### Exercise instructions
All entries should be output exactly as they stand.

***** Excerpted records

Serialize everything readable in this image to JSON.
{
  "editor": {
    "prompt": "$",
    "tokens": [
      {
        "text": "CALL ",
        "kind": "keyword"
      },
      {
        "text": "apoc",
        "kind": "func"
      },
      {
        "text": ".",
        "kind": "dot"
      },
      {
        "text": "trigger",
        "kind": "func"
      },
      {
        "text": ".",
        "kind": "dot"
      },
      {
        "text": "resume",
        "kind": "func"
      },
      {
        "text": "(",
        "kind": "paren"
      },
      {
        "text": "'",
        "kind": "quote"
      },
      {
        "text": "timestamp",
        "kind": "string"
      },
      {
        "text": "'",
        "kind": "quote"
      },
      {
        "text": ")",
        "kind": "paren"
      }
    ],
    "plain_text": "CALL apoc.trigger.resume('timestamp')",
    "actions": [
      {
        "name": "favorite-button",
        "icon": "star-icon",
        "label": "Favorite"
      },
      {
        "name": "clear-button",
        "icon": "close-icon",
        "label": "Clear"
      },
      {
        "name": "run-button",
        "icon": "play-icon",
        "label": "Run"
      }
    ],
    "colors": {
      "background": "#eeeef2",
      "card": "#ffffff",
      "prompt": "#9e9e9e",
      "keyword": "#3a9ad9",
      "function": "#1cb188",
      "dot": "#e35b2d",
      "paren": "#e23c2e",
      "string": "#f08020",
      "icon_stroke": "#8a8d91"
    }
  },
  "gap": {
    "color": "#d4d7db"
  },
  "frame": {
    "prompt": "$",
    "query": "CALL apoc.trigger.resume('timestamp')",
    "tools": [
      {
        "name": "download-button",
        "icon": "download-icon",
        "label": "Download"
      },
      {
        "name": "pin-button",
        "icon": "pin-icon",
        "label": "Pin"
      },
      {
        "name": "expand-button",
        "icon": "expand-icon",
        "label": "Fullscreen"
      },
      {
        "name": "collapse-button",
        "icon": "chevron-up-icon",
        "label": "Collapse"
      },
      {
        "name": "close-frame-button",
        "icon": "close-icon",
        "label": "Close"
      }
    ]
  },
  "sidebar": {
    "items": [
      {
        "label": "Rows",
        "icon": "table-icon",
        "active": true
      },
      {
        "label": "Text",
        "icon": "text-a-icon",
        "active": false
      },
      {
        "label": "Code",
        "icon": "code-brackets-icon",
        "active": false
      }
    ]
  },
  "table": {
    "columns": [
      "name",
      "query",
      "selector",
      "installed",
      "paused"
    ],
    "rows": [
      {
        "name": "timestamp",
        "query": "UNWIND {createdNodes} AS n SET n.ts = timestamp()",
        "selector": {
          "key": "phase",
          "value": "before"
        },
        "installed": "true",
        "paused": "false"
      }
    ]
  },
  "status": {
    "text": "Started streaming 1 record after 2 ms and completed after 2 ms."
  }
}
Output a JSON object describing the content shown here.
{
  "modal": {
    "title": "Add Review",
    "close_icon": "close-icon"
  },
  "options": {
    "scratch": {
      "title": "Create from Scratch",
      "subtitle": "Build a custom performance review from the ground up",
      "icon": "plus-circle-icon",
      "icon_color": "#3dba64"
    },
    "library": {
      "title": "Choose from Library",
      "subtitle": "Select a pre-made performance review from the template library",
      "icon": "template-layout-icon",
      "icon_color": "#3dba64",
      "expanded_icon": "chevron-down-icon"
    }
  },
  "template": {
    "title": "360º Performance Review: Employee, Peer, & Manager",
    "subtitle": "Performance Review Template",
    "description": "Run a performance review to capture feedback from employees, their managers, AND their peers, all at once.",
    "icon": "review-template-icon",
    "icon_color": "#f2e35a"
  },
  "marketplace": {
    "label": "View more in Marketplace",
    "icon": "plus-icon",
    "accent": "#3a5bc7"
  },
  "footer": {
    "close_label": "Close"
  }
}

**********

### Completed exercise
Serialize everything readable in this image to JSON.
{
  "editor": {
    "prompt": "$",
    "tokens": [
      {
        "text": "CALL ",
        "kind": "keyword"
      },
      {
        "text": "apoc",
        "kind": "func"
      },
      {
        "text": ".",
        "kind": "dot"
      },
      {
        "text": "trigger",
        "kind": "func"
      },
      {
        "text": ".",
        "kind": "dot"
      },
      {
        "text": "resume",
        "kind": "func"
      },
      {
        "text": "(",
        "kind": "paren"
      },
      {
        "text": "'",
        "kind": "quote"
      },
      {
        "text": "timestamp",
        "kind": "string"
      },
      {
        "text": "'",
        "kind": "quote"
      },
      {
        "text": ")",
        "kind": "paren"
      }
    ],
    "plain_text": "CALL apoc.trigger.resume('timestamp')",
    "actions": [
      {
        "name": "favorite-button",
        "icon": "star-icon",
        "label": "Favorite"
      },
      {
        "name": "clear-button",
        "icon": "close-icon",
        "label": "Clear"
      },
      {
        "name": "run-button",
        "icon": "play-icon",
        "label": "Run"
      }
    ],
    "colors": {
      "background": "#eeeef2",
      "card": "#ffffff",
      "prompt": "#9e9e9e",
      "keyword": "#3a9ad9",
      "function": "#1cb188",
      "dot": "#e35b2d",
      "paren": "#e23c2e",
      "string": "#f08020",
      "icon_stroke": "#8a8d91"
    }
  },
  "gap": {
    "color": "#d4d7db"
  },
  "frame": {
    "prompt": "$",
    "query": "CALL apoc.trigger.resume('timestamp')",
    "tools": [
      {
        "name": "download-button",
        "icon": "download-icon",
        "label": "Download"
      },
      {
        "name": "pin-button",
        "icon": "pin-icon",
        "label": "Pin"
      },
      {
        "name": "expand-button",
        "icon": "expand-icon",
        "label": "Fullscreen"
      },
      {
        "name": "collapse-button",
        "icon": "chevron-up-icon",
        "label": "Collapse"
      },
      {
        "name": "close-frame-button",
        "icon": "close-icon",
        "label": "Close"
      }
    ]
  },
  "sidebar": {
    "items": [
      {
        "label": "Rows",
        "icon": "table-icon",
        "active": true
      },
      {
        "label": "Text",
        "icon": "text-a-icon",
        "active": false
      },
      {
        "label": "Code",
        "icon": "code-brackets-icon",
        "active": false
      }
    ]
  },
  "table": {
    "columns": [
      "name",
      "query",
      "selector",
      "installed",
      "paused"
    ],
    "rows": [
      {
        "name": "timestamp",
        "query": "UNWIND {createdNodes} AS n SET n.ts = timestamp()",
        "selector": {
          "key": "phase",
          "value": "before"
        },
        "installed": "true",
        "paused": "false"
      }
    ]
  },
  "status": {
    "text": "Started streaming 1 record after 2 ms and completed after 2 ms."
  }
}
Output a JSON object describing the content shown here.
{
  "modal": {
    "title": "Add Review",
    "close_icon": "close-icon"
  },
  "options": {
    "scratch": {
      "title": "Create from Scratch",
      "subtitle": "Build a custom performance review from the ground up",
      "icon": "plus-circle-icon",
      "icon_color": "#3dba64"
    },
    "library": {
      "title": "Choose from Library",
      "subtitle": "Select a pre-made performance review from the template library",
      "icon": "template-layout-icon",
      "icon_color": "#3dba64",
      "expanded_icon": "chevron-down-icon"
    }
  },
  "template": {
    "title": "360º Performance Review: Employee, Peer, & Manager",
    "subtitle": "Performance Review Template",
    "description": "Run a performance review to capture feedback from employees, their managers, AND their peers, all at once.",
    "icon": "review-template-icon",
    "icon_color": "#f2e35a"
  },
  "marketplace": {
    "label": "View more in Marketplace",
    "icon": "plus-icon",
    "accent": "#3a5bc7"
  },
  "footer": {
    "close_label": "Close"
  }
}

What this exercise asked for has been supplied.